**THE PROBLEM:**
Go through the data below. List every line that holds the word "this".

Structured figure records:

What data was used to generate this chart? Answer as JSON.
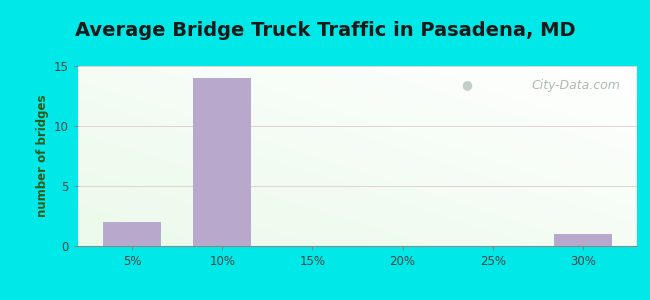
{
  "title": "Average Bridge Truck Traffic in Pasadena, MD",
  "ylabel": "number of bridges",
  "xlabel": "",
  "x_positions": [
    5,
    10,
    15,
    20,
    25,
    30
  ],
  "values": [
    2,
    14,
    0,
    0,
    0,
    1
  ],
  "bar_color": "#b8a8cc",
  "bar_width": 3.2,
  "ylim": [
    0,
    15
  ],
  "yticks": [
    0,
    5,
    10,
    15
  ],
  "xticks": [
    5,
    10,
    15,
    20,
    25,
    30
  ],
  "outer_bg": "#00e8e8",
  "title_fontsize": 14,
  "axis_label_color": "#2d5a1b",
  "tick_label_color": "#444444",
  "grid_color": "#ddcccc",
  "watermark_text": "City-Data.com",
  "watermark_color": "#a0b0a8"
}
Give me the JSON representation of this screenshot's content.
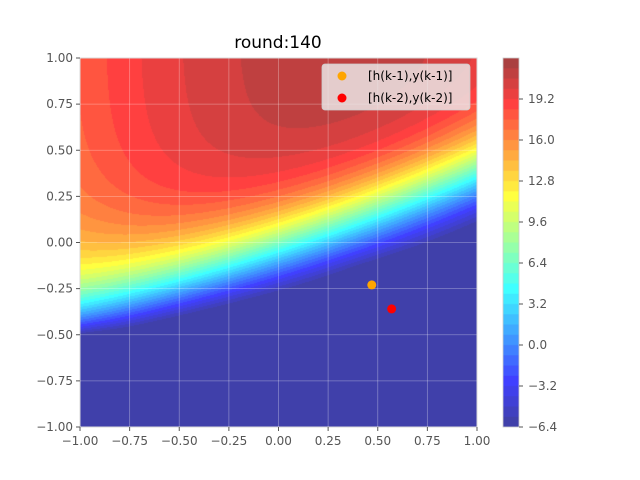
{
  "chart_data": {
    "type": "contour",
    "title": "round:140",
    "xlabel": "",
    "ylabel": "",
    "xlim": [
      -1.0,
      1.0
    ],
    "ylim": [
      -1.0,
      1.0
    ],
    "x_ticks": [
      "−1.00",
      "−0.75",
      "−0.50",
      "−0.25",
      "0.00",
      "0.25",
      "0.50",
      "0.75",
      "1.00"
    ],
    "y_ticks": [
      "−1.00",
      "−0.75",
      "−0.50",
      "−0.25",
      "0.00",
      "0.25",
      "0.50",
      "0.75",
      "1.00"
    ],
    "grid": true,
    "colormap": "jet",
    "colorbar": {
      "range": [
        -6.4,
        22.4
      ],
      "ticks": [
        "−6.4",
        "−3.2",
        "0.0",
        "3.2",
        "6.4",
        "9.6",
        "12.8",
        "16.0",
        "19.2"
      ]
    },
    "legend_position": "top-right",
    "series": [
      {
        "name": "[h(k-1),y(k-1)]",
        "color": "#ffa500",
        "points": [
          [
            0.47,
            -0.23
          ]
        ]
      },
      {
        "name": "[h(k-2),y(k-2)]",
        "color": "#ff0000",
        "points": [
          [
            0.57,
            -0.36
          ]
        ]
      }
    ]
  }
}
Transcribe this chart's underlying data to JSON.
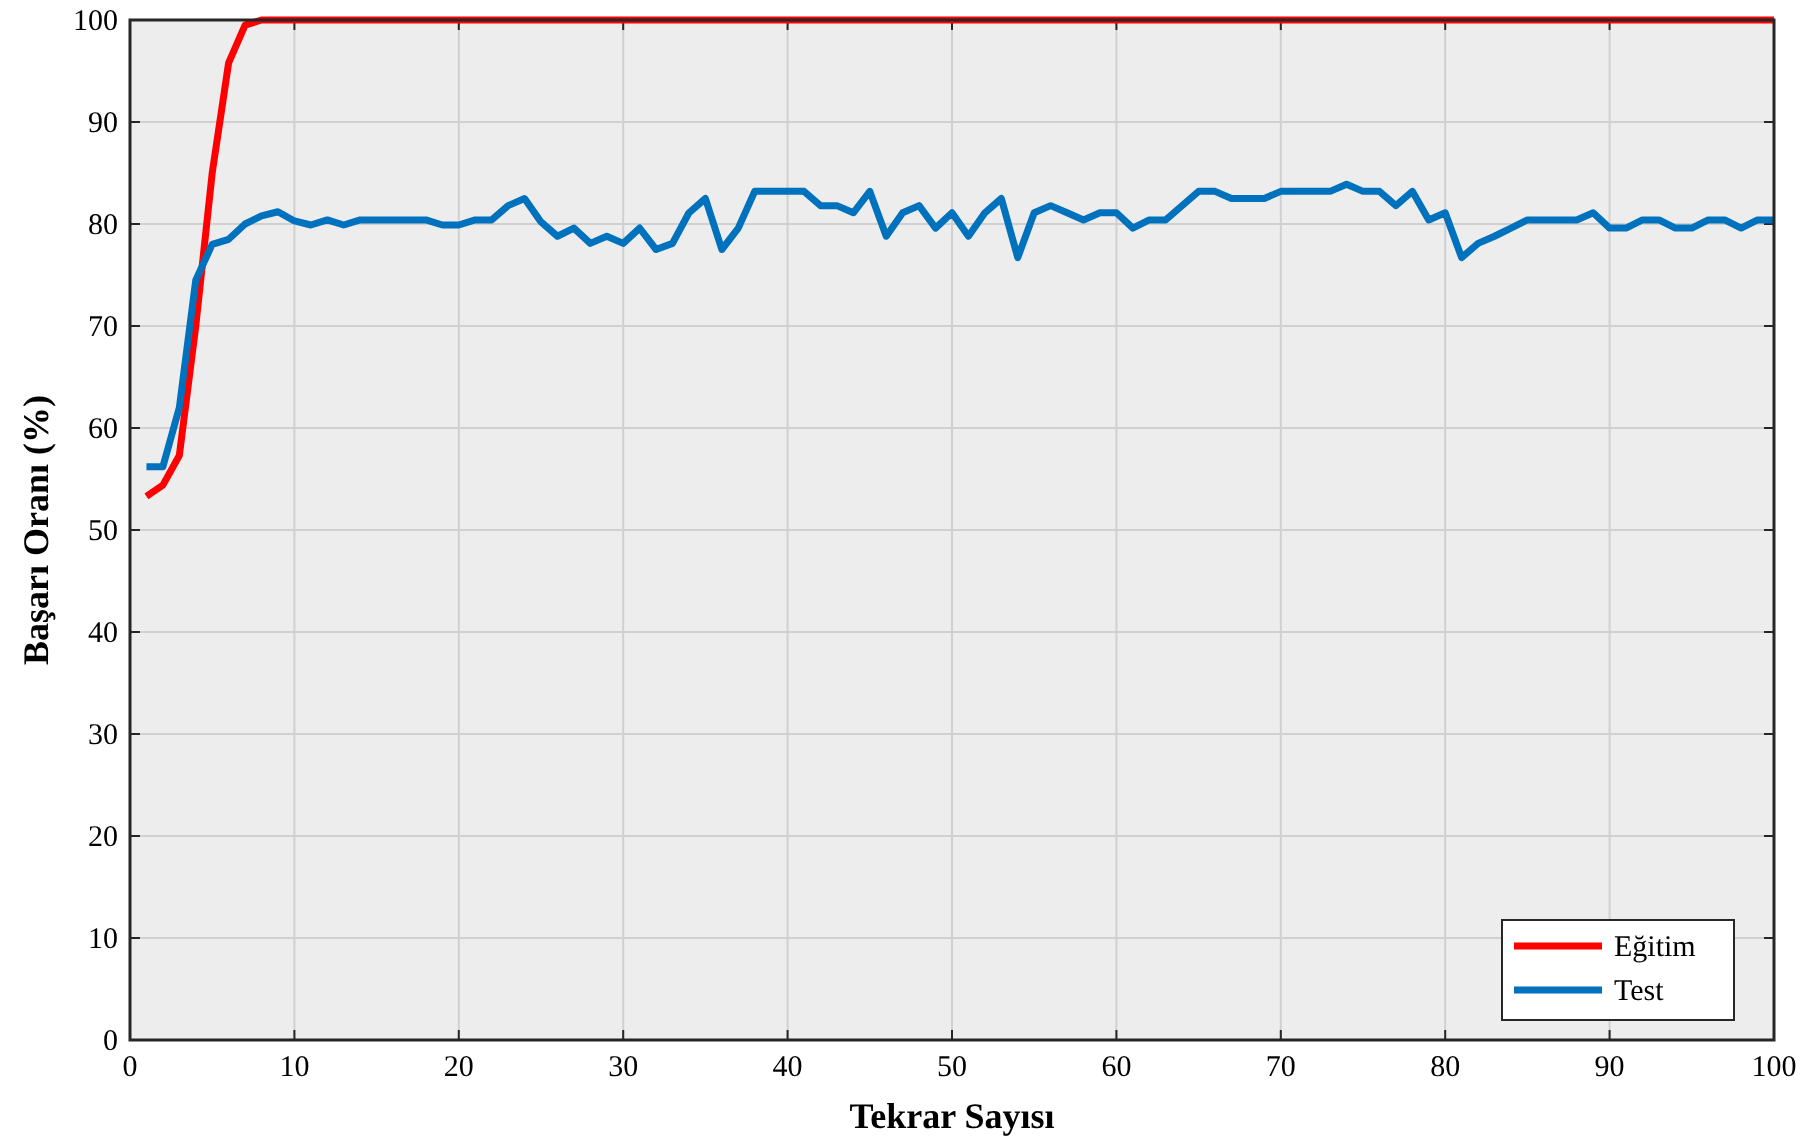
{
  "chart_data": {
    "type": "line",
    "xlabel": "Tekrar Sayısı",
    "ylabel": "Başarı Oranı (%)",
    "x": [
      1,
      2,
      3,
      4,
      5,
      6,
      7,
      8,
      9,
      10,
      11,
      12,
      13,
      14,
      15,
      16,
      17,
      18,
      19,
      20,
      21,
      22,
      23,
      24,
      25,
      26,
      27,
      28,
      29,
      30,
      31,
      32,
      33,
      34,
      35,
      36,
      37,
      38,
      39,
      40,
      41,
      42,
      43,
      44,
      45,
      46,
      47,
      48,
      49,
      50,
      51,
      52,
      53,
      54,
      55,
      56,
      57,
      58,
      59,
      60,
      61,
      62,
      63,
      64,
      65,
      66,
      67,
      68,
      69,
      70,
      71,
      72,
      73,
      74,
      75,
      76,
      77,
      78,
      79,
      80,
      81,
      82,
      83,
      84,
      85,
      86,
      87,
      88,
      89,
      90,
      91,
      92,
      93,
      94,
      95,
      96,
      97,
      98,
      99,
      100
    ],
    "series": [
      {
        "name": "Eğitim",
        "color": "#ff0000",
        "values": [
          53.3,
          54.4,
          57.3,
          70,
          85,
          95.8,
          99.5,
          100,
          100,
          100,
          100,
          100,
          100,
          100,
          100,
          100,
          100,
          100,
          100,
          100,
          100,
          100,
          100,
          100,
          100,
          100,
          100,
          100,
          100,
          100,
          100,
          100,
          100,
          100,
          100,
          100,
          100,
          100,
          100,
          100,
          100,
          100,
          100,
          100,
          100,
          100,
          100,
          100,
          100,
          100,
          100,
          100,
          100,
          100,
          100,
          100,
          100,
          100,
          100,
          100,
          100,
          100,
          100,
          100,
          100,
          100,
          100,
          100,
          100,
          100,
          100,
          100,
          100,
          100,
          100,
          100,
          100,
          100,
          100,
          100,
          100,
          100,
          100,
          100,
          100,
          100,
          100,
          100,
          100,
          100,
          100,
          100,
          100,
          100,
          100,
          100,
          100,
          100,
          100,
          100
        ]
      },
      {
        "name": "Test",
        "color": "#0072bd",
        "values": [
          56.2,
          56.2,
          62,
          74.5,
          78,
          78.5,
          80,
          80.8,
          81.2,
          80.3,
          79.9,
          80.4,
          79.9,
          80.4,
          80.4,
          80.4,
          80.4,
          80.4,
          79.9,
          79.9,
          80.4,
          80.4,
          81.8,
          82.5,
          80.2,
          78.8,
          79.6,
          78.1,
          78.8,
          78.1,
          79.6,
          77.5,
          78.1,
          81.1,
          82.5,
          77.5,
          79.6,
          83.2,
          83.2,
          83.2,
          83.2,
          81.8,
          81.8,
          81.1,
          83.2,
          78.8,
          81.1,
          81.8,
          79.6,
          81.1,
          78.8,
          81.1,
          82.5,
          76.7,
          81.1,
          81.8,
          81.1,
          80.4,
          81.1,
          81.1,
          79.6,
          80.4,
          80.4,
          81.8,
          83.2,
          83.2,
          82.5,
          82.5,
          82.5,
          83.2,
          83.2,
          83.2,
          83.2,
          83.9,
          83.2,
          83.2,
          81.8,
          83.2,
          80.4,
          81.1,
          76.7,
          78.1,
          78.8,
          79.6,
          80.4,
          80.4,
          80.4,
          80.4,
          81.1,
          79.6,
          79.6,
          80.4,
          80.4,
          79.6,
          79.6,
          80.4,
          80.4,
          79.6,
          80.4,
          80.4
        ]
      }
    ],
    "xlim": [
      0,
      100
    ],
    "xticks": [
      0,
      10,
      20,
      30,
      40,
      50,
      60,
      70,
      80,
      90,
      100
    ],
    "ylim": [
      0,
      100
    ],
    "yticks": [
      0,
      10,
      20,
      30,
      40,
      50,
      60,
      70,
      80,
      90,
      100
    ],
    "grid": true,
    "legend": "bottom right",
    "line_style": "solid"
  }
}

==

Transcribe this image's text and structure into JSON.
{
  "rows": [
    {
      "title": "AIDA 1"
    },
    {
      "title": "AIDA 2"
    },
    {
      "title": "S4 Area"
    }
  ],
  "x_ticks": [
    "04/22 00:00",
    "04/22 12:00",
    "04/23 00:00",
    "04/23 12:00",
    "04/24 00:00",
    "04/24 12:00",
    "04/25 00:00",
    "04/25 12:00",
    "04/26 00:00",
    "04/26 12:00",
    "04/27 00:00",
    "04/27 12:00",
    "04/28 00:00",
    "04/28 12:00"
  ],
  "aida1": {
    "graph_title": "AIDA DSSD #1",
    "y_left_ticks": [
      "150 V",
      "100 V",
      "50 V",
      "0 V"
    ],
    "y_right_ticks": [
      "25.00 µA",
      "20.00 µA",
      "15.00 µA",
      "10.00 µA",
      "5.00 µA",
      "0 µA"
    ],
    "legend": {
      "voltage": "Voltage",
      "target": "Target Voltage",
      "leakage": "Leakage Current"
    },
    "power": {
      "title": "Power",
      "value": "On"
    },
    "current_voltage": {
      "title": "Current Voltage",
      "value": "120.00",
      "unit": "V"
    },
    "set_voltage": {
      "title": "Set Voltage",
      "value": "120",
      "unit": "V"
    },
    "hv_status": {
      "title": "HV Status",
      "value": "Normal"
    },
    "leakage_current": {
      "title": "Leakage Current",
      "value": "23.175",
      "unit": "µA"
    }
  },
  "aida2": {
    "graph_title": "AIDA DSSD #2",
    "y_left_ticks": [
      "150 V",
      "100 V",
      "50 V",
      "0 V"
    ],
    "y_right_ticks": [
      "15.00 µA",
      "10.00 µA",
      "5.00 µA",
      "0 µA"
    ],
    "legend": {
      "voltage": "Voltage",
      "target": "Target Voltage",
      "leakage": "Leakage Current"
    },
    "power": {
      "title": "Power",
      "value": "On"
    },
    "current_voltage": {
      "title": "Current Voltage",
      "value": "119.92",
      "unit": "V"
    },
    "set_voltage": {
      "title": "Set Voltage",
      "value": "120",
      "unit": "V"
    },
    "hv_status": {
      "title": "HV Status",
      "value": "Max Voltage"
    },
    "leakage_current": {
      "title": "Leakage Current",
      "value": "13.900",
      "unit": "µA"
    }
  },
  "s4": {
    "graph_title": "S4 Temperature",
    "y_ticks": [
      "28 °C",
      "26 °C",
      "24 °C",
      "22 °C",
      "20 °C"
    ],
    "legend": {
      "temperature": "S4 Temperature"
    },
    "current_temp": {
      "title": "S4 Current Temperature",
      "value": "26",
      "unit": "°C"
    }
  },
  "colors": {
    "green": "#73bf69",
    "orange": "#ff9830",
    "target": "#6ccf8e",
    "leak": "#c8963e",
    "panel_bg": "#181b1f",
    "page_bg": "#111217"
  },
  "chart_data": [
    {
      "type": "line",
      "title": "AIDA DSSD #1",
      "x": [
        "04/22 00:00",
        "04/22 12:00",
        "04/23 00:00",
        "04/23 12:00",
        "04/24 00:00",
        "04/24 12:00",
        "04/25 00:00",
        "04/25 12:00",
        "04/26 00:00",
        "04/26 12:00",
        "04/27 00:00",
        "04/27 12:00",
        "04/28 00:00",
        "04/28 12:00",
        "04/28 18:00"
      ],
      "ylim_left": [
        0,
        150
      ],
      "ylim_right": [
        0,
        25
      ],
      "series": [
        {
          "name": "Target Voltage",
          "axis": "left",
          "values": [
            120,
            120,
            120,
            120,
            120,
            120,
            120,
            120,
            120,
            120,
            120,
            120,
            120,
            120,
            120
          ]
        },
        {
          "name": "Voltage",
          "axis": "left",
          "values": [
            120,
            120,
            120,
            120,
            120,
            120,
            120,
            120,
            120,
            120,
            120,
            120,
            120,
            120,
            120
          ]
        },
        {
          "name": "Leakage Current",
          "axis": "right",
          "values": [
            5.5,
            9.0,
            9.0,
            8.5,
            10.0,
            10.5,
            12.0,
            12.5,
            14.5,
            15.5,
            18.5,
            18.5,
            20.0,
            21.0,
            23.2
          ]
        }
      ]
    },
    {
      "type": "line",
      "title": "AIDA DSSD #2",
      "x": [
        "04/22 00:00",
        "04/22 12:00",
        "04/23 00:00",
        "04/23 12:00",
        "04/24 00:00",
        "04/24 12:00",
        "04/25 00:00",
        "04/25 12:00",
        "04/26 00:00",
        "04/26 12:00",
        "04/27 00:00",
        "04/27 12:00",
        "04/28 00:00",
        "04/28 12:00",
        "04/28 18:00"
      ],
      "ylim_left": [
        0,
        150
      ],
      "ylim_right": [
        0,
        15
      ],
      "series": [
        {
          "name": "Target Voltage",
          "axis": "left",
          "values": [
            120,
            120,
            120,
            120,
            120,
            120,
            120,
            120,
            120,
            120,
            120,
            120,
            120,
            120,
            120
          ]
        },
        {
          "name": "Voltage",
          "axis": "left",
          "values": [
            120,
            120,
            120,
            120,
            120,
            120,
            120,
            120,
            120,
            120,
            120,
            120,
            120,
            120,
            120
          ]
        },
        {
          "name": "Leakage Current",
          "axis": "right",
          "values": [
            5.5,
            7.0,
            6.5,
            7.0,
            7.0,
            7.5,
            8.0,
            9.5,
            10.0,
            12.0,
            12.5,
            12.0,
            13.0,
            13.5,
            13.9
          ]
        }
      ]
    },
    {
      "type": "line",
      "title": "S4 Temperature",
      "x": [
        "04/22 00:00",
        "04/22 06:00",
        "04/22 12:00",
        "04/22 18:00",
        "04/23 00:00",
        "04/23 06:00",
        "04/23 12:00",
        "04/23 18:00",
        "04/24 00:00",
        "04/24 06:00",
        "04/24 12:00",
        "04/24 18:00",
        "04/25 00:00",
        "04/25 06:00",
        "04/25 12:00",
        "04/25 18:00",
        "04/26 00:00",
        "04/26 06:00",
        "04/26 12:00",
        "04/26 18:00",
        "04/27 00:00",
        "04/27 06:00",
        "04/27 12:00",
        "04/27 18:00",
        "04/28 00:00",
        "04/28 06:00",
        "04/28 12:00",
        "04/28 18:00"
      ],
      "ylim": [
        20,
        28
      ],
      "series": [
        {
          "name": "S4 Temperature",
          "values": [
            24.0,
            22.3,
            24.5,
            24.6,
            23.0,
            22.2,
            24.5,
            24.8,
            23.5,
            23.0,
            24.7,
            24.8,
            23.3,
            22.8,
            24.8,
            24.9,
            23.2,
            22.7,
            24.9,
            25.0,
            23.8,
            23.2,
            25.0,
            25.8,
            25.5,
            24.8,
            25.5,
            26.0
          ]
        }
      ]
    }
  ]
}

**ANSWER TO THE TASK:**
What data was used to generate this chart? Answer as JSON.
Give me the JSON representation of this screenshot's content.
Transcribe this chart's underlying data to JSON.
Transcribe this image's text and structure into JSON.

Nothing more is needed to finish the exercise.